▶ [Passage for review]:
§ §

P. nobilitatus flies are considered predators and hunt on the surface of ponds and wetlands. Both males and females settle on the surface of the water, and they do a series of short flights hovering about 3-6 inches over the water. They settle on the water after each flight. Males are more likely to detect possible prey before females, but females are more likely to start feeding on prey before males. In studies, the flies don't seem particularly interested in the food source and only tend to capture the larvae when they are close by.

=== Food sources ===
P. nobilitatus diet consists of small crustaceans, insects, potworms and Culex pipiens larvae. Most of their food sources are found in the water.

=== Hunting strategy ===
When the Culex larvae break the water's surface to get air, the P. nobilitatus will attack with its mouth. After a short struggle the larvae will be carried on the wing of the fly and put into the mud where the fly will eat it.

§ §

▶ [Recorded information]:

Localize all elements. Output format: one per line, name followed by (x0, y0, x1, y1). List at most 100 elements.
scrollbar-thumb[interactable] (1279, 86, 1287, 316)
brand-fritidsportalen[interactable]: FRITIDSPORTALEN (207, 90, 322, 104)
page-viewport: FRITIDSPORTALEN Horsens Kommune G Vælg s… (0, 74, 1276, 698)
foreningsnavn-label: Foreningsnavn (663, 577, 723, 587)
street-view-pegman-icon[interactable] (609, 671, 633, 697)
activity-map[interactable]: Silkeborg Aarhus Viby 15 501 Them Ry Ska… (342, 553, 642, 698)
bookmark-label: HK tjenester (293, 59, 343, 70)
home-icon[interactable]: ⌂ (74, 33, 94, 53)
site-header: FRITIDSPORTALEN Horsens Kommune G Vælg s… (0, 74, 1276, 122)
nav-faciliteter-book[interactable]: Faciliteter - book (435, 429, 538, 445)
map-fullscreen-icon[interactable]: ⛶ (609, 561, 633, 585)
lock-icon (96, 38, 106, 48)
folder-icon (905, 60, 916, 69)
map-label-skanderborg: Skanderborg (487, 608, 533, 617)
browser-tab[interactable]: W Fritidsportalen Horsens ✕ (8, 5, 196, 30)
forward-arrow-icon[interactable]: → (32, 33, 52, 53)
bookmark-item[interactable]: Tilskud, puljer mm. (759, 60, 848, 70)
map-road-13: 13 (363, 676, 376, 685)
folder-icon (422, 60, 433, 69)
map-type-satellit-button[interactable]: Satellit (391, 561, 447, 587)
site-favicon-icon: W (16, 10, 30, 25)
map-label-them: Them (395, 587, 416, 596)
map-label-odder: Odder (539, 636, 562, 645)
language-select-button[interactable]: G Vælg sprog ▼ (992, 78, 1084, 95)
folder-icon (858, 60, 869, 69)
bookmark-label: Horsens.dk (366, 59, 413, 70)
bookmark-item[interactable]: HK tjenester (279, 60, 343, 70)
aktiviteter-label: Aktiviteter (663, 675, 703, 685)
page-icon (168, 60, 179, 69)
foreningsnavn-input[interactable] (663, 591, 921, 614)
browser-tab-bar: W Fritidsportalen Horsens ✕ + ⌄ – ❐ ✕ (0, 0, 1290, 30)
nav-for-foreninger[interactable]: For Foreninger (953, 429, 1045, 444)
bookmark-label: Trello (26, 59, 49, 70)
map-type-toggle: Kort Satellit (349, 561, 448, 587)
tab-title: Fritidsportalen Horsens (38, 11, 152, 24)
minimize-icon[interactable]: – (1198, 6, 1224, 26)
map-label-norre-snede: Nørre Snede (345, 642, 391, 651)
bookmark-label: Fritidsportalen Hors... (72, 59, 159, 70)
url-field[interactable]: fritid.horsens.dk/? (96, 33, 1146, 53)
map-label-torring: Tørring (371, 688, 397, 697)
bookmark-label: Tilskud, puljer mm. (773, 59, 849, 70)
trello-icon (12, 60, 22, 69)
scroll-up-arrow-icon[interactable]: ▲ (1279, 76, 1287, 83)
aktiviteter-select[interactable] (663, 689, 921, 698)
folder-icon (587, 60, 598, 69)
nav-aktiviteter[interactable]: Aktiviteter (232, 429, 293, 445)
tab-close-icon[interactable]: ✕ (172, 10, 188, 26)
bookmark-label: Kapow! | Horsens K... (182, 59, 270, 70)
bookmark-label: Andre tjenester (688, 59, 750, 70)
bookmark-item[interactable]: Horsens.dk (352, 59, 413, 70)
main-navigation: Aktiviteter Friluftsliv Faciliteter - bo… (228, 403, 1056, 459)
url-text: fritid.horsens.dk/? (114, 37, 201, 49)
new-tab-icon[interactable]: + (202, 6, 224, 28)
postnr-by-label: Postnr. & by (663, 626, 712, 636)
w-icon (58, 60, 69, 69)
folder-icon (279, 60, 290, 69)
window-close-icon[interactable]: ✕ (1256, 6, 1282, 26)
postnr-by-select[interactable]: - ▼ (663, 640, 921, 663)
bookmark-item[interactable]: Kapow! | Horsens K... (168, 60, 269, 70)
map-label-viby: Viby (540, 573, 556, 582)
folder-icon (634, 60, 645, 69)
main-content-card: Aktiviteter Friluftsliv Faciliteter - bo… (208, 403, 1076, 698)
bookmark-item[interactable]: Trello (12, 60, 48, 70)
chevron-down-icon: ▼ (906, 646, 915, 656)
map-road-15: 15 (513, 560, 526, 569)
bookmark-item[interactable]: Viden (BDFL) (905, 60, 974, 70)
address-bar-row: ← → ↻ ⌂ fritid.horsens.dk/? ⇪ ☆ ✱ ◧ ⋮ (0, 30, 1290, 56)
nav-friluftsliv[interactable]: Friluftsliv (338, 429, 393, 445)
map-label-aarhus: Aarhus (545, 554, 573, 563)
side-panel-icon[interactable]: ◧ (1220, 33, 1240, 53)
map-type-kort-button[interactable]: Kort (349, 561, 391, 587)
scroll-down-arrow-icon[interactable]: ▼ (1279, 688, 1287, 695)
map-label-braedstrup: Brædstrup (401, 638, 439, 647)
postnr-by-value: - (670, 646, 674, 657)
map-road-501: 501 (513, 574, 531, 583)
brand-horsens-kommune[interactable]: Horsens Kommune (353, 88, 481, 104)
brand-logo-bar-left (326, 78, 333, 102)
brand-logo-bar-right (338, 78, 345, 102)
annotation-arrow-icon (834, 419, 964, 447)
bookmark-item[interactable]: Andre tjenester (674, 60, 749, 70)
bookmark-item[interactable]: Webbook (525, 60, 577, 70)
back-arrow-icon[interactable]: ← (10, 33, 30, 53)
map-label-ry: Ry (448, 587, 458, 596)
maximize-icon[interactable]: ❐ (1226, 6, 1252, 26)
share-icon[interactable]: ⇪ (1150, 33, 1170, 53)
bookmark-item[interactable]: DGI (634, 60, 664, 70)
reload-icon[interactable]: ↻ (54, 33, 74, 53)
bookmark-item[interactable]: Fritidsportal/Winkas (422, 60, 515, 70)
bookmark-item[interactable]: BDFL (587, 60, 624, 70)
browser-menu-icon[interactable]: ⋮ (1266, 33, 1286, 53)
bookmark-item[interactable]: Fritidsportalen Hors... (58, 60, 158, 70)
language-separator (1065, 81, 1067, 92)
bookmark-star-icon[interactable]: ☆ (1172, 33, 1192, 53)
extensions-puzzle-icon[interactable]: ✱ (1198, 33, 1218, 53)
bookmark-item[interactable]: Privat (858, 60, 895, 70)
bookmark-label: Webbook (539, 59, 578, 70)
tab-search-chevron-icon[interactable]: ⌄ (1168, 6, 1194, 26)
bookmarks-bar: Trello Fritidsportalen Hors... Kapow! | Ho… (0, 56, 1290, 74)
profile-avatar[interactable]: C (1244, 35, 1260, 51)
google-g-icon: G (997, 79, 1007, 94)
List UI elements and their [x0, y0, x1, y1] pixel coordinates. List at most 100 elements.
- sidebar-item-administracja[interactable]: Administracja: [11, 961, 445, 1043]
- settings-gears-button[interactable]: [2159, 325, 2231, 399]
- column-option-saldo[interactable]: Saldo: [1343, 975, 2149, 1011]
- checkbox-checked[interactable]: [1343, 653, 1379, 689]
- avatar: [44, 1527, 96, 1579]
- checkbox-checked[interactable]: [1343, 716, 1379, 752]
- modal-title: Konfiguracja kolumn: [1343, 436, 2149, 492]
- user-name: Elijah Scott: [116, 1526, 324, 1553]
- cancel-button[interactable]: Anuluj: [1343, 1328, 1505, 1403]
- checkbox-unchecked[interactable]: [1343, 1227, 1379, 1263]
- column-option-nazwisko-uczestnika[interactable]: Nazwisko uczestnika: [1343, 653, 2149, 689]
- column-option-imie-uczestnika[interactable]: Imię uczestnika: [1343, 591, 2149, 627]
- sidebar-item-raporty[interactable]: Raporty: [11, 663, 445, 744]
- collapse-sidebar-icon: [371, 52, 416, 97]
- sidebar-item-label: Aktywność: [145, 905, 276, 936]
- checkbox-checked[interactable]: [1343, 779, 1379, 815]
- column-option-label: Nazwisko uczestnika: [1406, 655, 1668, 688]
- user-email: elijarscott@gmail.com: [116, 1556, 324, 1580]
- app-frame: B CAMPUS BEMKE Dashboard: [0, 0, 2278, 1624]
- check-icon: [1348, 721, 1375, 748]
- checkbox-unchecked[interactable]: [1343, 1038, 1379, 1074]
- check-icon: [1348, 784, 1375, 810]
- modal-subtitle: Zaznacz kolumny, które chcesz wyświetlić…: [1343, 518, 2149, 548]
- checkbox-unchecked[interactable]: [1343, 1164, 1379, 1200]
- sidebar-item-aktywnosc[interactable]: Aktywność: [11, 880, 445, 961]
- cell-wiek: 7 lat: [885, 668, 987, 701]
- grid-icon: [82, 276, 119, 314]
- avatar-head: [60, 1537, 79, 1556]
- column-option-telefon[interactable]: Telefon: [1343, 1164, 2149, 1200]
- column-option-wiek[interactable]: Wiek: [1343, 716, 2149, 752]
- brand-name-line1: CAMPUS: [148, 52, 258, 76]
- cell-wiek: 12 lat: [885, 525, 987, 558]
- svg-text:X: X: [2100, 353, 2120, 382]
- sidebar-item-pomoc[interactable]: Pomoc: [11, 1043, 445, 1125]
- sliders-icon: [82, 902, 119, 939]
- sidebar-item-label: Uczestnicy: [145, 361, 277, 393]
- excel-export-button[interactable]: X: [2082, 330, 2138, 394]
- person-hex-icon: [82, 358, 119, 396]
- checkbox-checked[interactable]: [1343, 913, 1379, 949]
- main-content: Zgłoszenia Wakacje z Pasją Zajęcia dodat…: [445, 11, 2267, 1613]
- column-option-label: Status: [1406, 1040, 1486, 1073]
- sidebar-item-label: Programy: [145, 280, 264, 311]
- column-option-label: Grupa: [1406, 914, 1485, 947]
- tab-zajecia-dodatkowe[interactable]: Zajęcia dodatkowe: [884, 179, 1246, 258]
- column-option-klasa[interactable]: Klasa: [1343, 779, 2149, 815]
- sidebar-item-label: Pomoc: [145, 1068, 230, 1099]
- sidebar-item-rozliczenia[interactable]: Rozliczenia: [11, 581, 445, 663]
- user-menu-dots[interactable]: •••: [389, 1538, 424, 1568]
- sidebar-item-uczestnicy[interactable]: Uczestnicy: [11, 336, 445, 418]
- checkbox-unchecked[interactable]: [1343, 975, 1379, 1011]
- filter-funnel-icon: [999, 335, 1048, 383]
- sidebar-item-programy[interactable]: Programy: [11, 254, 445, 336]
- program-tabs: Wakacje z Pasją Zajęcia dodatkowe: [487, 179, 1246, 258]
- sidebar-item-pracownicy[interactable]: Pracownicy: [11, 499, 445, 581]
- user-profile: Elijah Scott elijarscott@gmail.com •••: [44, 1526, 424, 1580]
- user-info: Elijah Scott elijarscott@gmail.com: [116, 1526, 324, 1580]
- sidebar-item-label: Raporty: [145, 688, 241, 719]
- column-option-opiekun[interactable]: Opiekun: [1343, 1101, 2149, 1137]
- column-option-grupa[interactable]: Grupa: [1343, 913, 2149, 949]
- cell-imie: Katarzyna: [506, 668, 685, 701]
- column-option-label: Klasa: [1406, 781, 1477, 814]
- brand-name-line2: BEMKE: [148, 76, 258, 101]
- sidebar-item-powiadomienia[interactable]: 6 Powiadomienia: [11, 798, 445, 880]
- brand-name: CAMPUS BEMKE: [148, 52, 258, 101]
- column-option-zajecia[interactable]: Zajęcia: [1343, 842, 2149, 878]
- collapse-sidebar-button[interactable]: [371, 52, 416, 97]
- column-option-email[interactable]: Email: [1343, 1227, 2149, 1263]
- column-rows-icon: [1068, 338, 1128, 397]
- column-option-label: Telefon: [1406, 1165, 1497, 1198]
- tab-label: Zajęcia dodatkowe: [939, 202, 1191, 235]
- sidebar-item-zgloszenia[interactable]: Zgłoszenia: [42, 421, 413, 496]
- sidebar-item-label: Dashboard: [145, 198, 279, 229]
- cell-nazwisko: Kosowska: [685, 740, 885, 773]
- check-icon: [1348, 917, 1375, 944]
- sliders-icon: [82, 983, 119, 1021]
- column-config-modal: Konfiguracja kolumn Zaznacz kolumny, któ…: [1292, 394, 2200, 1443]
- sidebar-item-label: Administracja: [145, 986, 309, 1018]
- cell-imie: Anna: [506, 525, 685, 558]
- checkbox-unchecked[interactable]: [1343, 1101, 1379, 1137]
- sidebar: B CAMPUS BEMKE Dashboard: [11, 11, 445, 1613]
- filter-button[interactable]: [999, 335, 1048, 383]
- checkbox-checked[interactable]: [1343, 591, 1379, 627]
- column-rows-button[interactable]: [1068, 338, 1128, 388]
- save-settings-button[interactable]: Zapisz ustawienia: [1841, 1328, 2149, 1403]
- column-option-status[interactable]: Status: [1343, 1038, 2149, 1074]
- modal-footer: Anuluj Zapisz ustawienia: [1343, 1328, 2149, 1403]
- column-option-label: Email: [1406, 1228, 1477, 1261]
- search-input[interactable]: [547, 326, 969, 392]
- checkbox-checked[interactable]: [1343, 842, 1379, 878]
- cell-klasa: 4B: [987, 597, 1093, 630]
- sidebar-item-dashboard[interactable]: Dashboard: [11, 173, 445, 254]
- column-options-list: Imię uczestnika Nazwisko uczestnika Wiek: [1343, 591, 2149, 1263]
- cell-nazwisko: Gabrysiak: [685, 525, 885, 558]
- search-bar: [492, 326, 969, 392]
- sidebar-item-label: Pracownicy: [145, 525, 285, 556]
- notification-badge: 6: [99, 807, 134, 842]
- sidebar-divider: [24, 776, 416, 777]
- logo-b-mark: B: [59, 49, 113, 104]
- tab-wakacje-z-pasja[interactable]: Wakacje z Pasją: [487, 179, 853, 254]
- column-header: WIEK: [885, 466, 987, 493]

§ §

Extend the passage on P. nobilitatus flies with a few more sentences that pick up after its last sentence.

▶ [Answer space]:
== Popular study subjects ==
The Poecilobothrus nobilitatus is a popular fly for animal study because of its relatively large size, evident sexual dimorphism in wing markings, and its courtship and hunting displays on a 2-dimensional surface (water), allowing for more accurate and easy studying of the species. Most of the study surrounding Poecilobothrus nobilitatus is filmed and the size and the habitat of the fly makes it easier to study them on film.